→ **Data entries for graphics**:
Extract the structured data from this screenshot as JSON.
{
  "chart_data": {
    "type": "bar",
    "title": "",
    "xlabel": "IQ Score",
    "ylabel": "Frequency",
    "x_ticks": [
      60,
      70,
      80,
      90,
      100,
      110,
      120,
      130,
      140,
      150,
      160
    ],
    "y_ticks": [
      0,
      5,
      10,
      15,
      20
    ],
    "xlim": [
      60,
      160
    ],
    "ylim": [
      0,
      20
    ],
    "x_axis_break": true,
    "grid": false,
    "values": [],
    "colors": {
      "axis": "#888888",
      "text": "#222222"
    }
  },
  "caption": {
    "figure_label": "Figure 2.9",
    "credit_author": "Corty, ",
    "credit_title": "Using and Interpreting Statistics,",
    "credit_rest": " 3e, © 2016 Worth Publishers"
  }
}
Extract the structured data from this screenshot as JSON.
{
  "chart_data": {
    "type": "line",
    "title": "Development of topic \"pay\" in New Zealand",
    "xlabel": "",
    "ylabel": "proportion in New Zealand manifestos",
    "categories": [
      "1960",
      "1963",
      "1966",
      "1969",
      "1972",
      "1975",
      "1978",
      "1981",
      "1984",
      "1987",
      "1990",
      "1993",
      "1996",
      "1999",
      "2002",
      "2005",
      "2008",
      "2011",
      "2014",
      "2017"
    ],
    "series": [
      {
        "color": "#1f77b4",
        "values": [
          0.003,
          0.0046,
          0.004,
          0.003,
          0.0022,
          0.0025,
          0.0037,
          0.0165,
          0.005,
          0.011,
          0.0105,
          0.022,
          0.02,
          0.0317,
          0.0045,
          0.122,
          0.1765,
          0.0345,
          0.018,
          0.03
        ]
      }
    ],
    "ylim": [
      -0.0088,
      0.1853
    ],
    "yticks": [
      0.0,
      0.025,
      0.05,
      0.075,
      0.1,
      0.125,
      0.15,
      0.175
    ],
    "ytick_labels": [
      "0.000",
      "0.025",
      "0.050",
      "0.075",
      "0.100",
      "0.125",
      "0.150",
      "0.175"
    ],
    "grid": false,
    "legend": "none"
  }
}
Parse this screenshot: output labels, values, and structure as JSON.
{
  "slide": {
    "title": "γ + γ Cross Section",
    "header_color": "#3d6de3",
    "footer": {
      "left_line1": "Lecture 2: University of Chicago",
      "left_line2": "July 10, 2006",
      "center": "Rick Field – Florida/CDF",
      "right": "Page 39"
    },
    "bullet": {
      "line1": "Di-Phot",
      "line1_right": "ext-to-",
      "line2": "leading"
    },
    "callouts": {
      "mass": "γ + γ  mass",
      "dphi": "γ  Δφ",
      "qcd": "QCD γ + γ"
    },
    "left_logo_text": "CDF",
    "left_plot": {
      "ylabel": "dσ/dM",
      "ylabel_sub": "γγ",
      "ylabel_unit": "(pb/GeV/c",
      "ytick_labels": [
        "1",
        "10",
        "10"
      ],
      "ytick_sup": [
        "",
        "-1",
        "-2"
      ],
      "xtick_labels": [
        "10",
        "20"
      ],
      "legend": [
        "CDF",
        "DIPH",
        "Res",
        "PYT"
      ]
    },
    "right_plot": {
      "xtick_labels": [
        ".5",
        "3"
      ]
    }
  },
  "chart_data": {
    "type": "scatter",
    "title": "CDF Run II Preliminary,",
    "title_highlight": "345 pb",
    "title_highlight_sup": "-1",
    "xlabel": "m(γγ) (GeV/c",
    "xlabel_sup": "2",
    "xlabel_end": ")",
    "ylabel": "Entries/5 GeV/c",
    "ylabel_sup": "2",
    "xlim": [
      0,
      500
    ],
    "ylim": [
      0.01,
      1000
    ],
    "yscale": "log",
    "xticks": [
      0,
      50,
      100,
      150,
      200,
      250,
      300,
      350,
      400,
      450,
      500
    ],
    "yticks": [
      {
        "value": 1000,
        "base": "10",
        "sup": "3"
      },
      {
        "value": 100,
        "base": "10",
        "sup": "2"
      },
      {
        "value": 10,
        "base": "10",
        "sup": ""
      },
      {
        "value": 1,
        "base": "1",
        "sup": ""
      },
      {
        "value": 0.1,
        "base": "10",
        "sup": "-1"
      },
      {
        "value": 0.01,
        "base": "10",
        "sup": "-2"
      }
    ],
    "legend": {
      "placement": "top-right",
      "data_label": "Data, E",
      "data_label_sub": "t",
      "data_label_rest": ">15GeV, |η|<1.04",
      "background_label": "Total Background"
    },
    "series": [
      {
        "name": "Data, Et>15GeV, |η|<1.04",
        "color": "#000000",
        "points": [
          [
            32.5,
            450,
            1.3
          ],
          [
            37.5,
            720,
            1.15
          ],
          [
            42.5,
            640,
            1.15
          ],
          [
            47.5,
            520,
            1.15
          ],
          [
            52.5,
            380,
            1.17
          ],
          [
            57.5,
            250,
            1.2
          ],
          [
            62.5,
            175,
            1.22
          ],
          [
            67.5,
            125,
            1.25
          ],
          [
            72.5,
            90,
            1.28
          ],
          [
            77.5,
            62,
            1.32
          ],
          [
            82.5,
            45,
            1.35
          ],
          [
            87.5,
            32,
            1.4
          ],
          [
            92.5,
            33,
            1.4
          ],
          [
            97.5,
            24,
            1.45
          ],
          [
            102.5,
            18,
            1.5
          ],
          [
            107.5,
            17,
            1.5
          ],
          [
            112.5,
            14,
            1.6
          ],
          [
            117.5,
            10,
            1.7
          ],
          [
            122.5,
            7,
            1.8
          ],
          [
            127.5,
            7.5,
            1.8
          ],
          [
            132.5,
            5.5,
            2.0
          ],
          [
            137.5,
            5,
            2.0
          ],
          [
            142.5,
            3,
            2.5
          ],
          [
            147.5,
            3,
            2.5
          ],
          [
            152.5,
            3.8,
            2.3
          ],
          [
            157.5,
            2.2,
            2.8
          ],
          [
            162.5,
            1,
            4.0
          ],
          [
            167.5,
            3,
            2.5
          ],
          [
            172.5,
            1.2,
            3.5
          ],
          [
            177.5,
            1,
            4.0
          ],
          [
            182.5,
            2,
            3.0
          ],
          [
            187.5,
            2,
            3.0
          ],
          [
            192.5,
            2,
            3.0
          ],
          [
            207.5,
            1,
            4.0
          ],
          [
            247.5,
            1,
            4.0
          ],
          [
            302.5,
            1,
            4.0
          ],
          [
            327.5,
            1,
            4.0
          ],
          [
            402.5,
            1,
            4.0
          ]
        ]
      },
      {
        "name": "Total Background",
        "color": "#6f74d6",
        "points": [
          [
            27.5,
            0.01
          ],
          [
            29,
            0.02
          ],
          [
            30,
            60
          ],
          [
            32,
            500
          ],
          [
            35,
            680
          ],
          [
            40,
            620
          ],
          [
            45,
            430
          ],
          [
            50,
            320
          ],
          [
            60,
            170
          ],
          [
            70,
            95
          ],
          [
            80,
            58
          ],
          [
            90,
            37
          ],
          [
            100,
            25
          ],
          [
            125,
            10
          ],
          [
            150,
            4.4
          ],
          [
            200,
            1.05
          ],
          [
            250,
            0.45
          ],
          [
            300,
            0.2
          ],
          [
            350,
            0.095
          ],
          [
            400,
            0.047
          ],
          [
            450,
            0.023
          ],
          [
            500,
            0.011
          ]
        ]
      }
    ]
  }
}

→ **Stated exercise**: Write out each line of the data above again, exactly as given.

→ **Response**:
Extract the structured data from this screenshot as JSON.
{
  "chart_data": {
    "type": "bar",
    "title": "",
    "xlabel": "IQ Score",
    "ylabel": "Frequency",
    "x_ticks": [
      60,
      70,
      80,
      90,
      100,
      110,
      120,
      130,
      140,
      150,
      160
    ],
    "y_ticks": [
      0,
      5,
      10,
      15,
      20
    ],
    "xlim": [
      60,
      160
    ],
    "ylim": [
      0,
      20
    ],
    "x_axis_break": true,
    "grid": false,
    "values": [],
    "colors": {
      "axis": "#888888",
      "text": "#222222"
    }
  },
  "caption": {
    "figure_label": "Figure 2.9",
    "credit_author": "Corty, ",
    "credit_title": "Using and Interpreting Statistics,",
    "credit_rest": " 3e, © 2016 Worth Publishers"
  }
}
Extract the structured data from this screenshot as JSON.
{
  "chart_data": {
    "type": "line",
    "title": "Development of topic \"pay\" in New Zealand",
    "xlabel": "",
    "ylabel": "proportion in New Zealand manifestos",
    "categories": [
      "1960",
      "1963",
      "1966",
      "1969",
      "1972",
      "1975",
      "1978",
      "1981",
      "1984",
      "1987",
      "1990",
      "1993",
      "1996",
      "1999",
      "2002",
      "2005",
      "2008",
      "2011",
      "2014",
      "2017"
    ],
    "series": [
      {
        "color": "#1f77b4",
        "values": [
          0.003,
          0.0046,
          0.004,
          0.003,
          0.0022,
          0.0025,
          0.0037,
          0.0165,
          0.005,
          0.011,
          0.0105,
          0.022,
          0.02,
          0.0317,
          0.0045,
          0.122,
          0.1765,
          0.0345,
          0.018,
          0.03
        ]
      }
    ],
    "ylim": [
      -0.0088,
      0.1853
    ],
    "yticks": [
      0.0,
      0.025,
      0.05,
      0.075,
      0.1,
      0.125,
      0.15,
      0.175
    ],
    "ytick_labels": [
      "0.000",
      "0.025",
      "0.050",
      "0.075",
      "0.100",
      "0.125",
      "0.150",
      "0.175"
    ],
    "grid": false,
    "legend": "none"
  }
}
Parse this screenshot: output labels, values, and structure as JSON.
{
  "slide": {
    "title": "γ + γ Cross Section",
    "header_color": "#3d6de3",
    "footer": {
      "left_line1": "Lecture 2: University of Chicago",
      "left_line2": "July 10, 2006",
      "center": "Rick Field – Florida/CDF",
      "right": "Page 39"
    },
    "bullet": {
      "line1": "Di-Phot",
      "line1_right": "ext-to-",
      "line2": "leading"
    },
    "callouts": {
      "mass": "γ + γ  mass",
      "dphi": "γ  Δφ",
      "qcd": "QCD γ + γ"
    },
    "left_logo_text": "CDF",
    "left_plot": {
      "ylabel": "dσ/dM",
      "ylabel_sub": "γγ",
      "ylabel_unit": "(pb/GeV/c",
      "ytick_labels": [
        "1",
        "10",
        "10"
      ],
      "ytick_sup": [
        "",
        "-1",
        "-2"
      ],
      "xtick_labels": [
        "10",
        "20"
      ],
      "legend": [
        "CDF",
        "DIPH",
        "Res",
        "PYT"
      ]
    },
    "right_plot": {
      "xtick_labels": [
        ".5",
        "3"
      ]
    }
  },
  "chart_data": {
    "type": "scatter",
    "title": "CDF Run II Preliminary,",
    "title_highlight": "345 pb",
    "title_highlight_sup": "-1",
    "xlabel": "m(γγ) (GeV/c",
    "xlabel_sup": "2",
    "xlabel_end": ")",
    "ylabel": "Entries/5 GeV/c",
    "ylabel_sup": "2",
    "xlim": [
      0,
      500
    ],
    "ylim": [
      0.01,
      1000
    ],
    "yscale": "log",
    "xticks": [
      0,
      50,
      100,
      150,
      200,
      250,
      300,
      350,
      400,
      450,
      500
    ],
    "yticks": [
      {
        "value": 1000,
        "base": "10",
        "sup": "3"
      },
      {
        "value": 100,
        "base": "10",
        "sup": "2"
      },
      {
        "value": 10,
        "base": "10",
        "sup": ""
      },
      {
        "value": 1,
        "base": "1",
        "sup": ""
      },
      {
        "value": 0.1,
        "base": "10",
        "sup": "-1"
      },
      {
        "value": 0.01,
        "base": "10",
        "sup": "-2"
      }
    ],
    "legend": {
      "placement": "top-right",
      "data_label": "Data, E",
      "data_label_sub": "t",
      "data_label_rest": ">15GeV, |η|<1.04",
      "background_label": "Total Background"
    },
    "series": [
      {
        "name": "Data, Et>15GeV, |η|<1.04",
        "color": "#000000",
        "points": [
          [
            32.5,
            450,
            1.3
          ],
          [
            37.5,
            720,
            1.15
          ],
          [
            42.5,
            640,
            1.15
          ],
          [
            47.5,
            520,
            1.15
          ],
          [
            52.5,
            380,
            1.17
          ],
          [
            57.5,
            250,
            1.2
          ],
          [
            62.5,
            175,
            1.22
          ],
          [
            67.5,
            125,
            1.25
          ],
          [
            72.5,
            90,
            1.28
          ],
          [
            77.5,
            62,
            1.32
          ],
          [
            82.5,
            45,
            1.35
          ],
          [
            87.5,
            32,
            1.4
          ],
          [
            92.5,
            33,
            1.4
          ],
          [
            97.5,
            24,
            1.45
          ],
          [
            102.5,
            18,
            1.5
          ],
          [
            107.5,
            17,
            1.5
          ],
          [
            112.5,
            14,
            1.6
          ],
          [
            117.5,
            10,
            1.7
          ],
          [
            122.5,
            7,
            1.8
          ],
          [
            127.5,
            7.5,
            1.8
          ],
          [
            132.5,
            5.5,
            2.0
          ],
          [
            137.5,
            5,
            2.0
          ],
          [
            142.5,
            3,
            2.5
          ],
          [
            147.5,
            3,
            2.5
          ],
          [
            152.5,
            3.8,
            2.3
          ],
          [
            157.5,
            2.2,
            2.8
          ],
          [
            162.5,
            1,
            4.0
          ],
          [
            167.5,
            3,
            2.5
          ],
          [
            172.5,
            1.2,
            3.5
          ],
          [
            177.5,
            1,
            4.0
          ],
          [
            182.5,
            2,
            3.0
          ],
          [
            187.5,
            2,
            3.0
          ],
          [
            192.5,
            2,
            3.0
          ],
          [
            207.5,
            1,
            4.0
          ],
          [
            247.5,
            1,
            4.0
          ],
          [
            302.5,
            1,
            4.0
          ],
          [
            327.5,
            1,
            4.0
          ],
          [
            402.5,
            1,
            4.0
          ]
        ]
      },
      {
        "name": "Total Background",
        "color": "#6f74d6",
        "points": [
          [
            27.5,
            0.01
          ],
          [
            29,
            0.02
          ],
          [
            30,
            60
          ],
          [
            32,
            500
          ],
          [
            35,
            680
          ],
          [
            40,
            620
          ],
          [
            45,
            430
          ],
          [
            50,
            320
          ],
          [
            60,
            170
          ],
          [
            70,
            95
          ],
          [
            80,
            58
          ],
          [
            90,
            37
          ],
          [
            100,
            25
          ],
          [
            125,
            10
          ],
          [
            150,
            4.4
          ],
          [
            200,
            1.05
          ],
          [
            250,
            0.45
          ],
          [
            300,
            0.2
          ],
          [
            350,
            0.095
          ],
          [
            400,
            0.047
          ],
          [
            450,
            0.023
          ],
          [
            500,
            0.011
          ]
        ]
      }
    ]
  }
}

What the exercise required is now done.